■ Source material
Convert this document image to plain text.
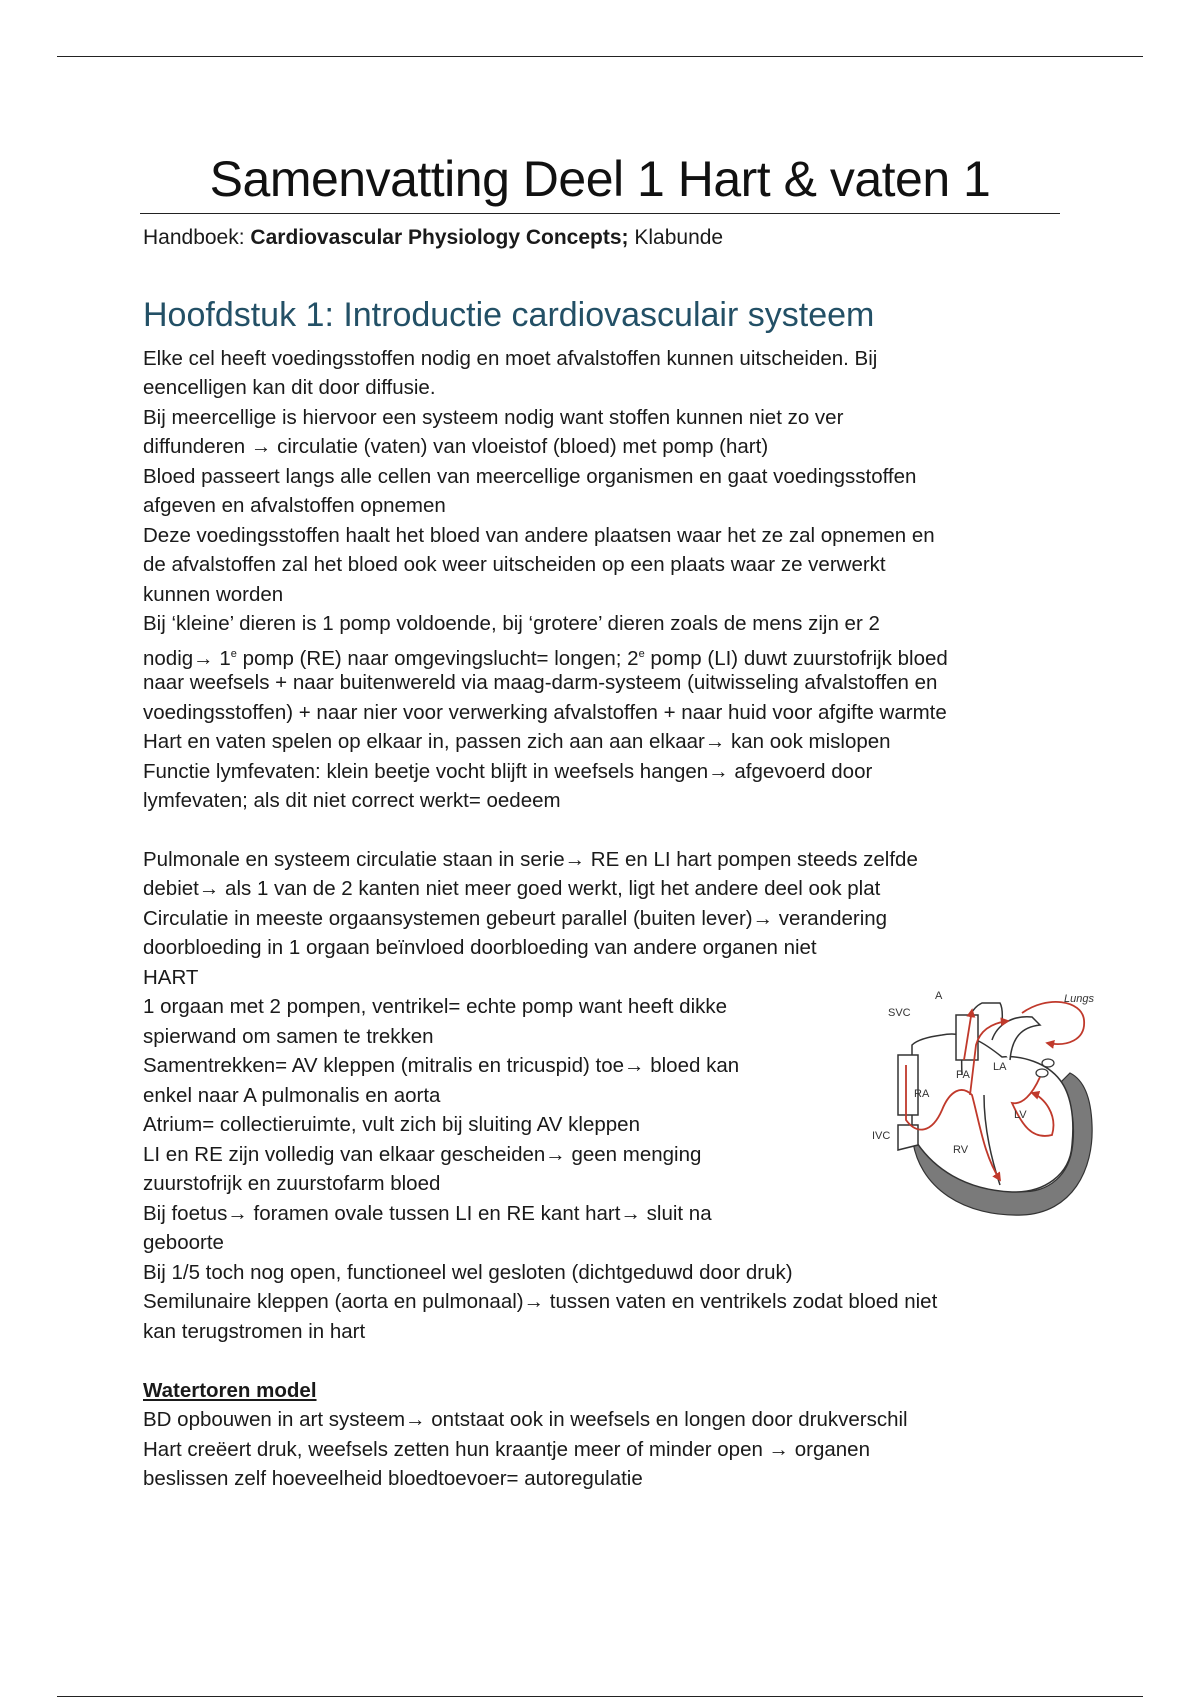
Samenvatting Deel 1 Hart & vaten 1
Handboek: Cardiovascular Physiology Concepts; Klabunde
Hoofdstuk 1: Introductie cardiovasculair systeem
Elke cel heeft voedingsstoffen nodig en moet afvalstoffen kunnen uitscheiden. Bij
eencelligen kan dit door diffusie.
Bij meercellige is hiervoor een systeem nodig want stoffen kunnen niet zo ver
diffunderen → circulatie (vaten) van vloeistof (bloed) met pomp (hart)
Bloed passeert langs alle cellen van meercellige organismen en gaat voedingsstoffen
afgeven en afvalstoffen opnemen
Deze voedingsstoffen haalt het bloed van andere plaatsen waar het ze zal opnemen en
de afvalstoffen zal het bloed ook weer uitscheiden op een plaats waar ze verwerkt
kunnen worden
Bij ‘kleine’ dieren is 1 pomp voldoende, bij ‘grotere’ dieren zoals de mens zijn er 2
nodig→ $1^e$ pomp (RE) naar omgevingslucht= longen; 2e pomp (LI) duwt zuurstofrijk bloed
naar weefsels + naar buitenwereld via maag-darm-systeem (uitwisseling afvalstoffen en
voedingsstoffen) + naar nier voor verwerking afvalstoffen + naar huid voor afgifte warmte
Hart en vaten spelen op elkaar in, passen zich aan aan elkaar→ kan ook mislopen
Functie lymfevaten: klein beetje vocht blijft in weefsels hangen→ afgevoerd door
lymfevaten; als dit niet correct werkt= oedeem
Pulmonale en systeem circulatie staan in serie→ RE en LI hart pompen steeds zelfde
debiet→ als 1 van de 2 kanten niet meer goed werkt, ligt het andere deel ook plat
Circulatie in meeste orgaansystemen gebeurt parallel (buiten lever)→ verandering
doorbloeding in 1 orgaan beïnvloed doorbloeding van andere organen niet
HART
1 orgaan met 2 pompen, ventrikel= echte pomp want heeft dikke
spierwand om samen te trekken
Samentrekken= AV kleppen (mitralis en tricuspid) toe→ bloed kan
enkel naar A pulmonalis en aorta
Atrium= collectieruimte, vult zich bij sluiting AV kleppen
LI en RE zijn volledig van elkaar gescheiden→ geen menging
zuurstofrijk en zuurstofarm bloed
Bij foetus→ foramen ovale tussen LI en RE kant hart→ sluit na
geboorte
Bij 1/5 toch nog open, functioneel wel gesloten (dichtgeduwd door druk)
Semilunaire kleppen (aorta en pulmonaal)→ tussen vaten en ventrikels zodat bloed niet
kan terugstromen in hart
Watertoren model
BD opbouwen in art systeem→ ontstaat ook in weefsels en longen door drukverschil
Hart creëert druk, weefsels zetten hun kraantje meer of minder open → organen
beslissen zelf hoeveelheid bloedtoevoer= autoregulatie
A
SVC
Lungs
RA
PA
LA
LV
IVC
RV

■ Stated goal
Repeat the data exactly, dropping every picture it holds.

■ Response to this exercise
Convert this document image to plain text.
Samenvatting Deel 1 Hart & vaten 1
Handboek: Cardiovascular Physiology Concepts; Klabunde
Hoofdstuk 1: Introductie cardiovasculair systeem
Elke cel heeft voedingsstoffen nodig en moet afvalstoffen kunnen uitscheiden. Bij
eencelligen kan dit door diffusie.
Bij meercellige is hiervoor een systeem nodig want stoffen kunnen niet zo ver
diffunderen → circulatie (vaten) van vloeistof (bloed) met pomp (hart)
Bloed passeert langs alle cellen van meercellige organismen en gaat voedingsstoffen
afgeven en afvalstoffen opnemen
Deze voedingsstoffen haalt het bloed van andere plaatsen waar het ze zal opnemen en
de afvalstoffen zal het bloed ook weer uitscheiden op een plaats waar ze verwerkt
kunnen worden
Bij ‘kleine’ dieren is 1 pomp voldoende, bij ‘grotere’ dieren zoals de mens zijn er 2
nodig→ $1^e$ pomp (RE) naar omgevingslucht= longen; 2e pomp (LI) duwt zuurstofrijk bloed
naar weefsels + naar buitenwereld via maag-darm-systeem (uitwisseling afvalstoffen en
voedingsstoffen) + naar nier voor verwerking afvalstoffen + naar huid voor afgifte warmte
Hart en vaten spelen op elkaar in, passen zich aan aan elkaar→ kan ook mislopen
Functie lymfevaten: klein beetje vocht blijft in weefsels hangen→ afgevoerd door
lymfevaten; als dit niet correct werkt= oedeem
Pulmonale en systeem circulatie staan in serie→ RE en LI hart pompen steeds zelfde
debiet→ als 1 van de 2 kanten niet meer goed werkt, ligt het andere deel ook plat
Circulatie in meeste orgaansystemen gebeurt parallel (buiten lever)→ verandering
doorbloeding in 1 orgaan beïnvloed doorbloeding van andere organen niet
HART
1 orgaan met 2 pompen, ventrikel= echte pomp want heeft dikke
spierwand om samen te trekken
Samentrekken= AV kleppen (mitralis en tricuspid) toe→ bloed kan
enkel naar A pulmonalis en aorta
Atrium= collectieruimte, vult zich bij sluiting AV kleppen
LI en RE zijn volledig van elkaar gescheiden→ geen menging
zuurstofrijk en zuurstofarm bloed
Bij foetus→ foramen ovale tussen LI en RE kant hart→ sluit na
geboorte
Bij 1/5 toch nog open, functioneel wel gesloten (dichtgeduwd door druk)
Semilunaire kleppen (aorta en pulmonaal)→ tussen vaten en ventrikels zodat bloed niet
kan terugstromen in hart
Watertoren model
BD opbouwen in art systeem→ ontstaat ook in weefsels en longen door drukverschil
Hart creëert druk, weefsels zetten hun kraantje meer of minder open → organen
beslissen zelf hoeveelheid bloedtoevoer= autoregulatie
A
SVC
Lungs
RA
PA
LA
LV
IVC
RV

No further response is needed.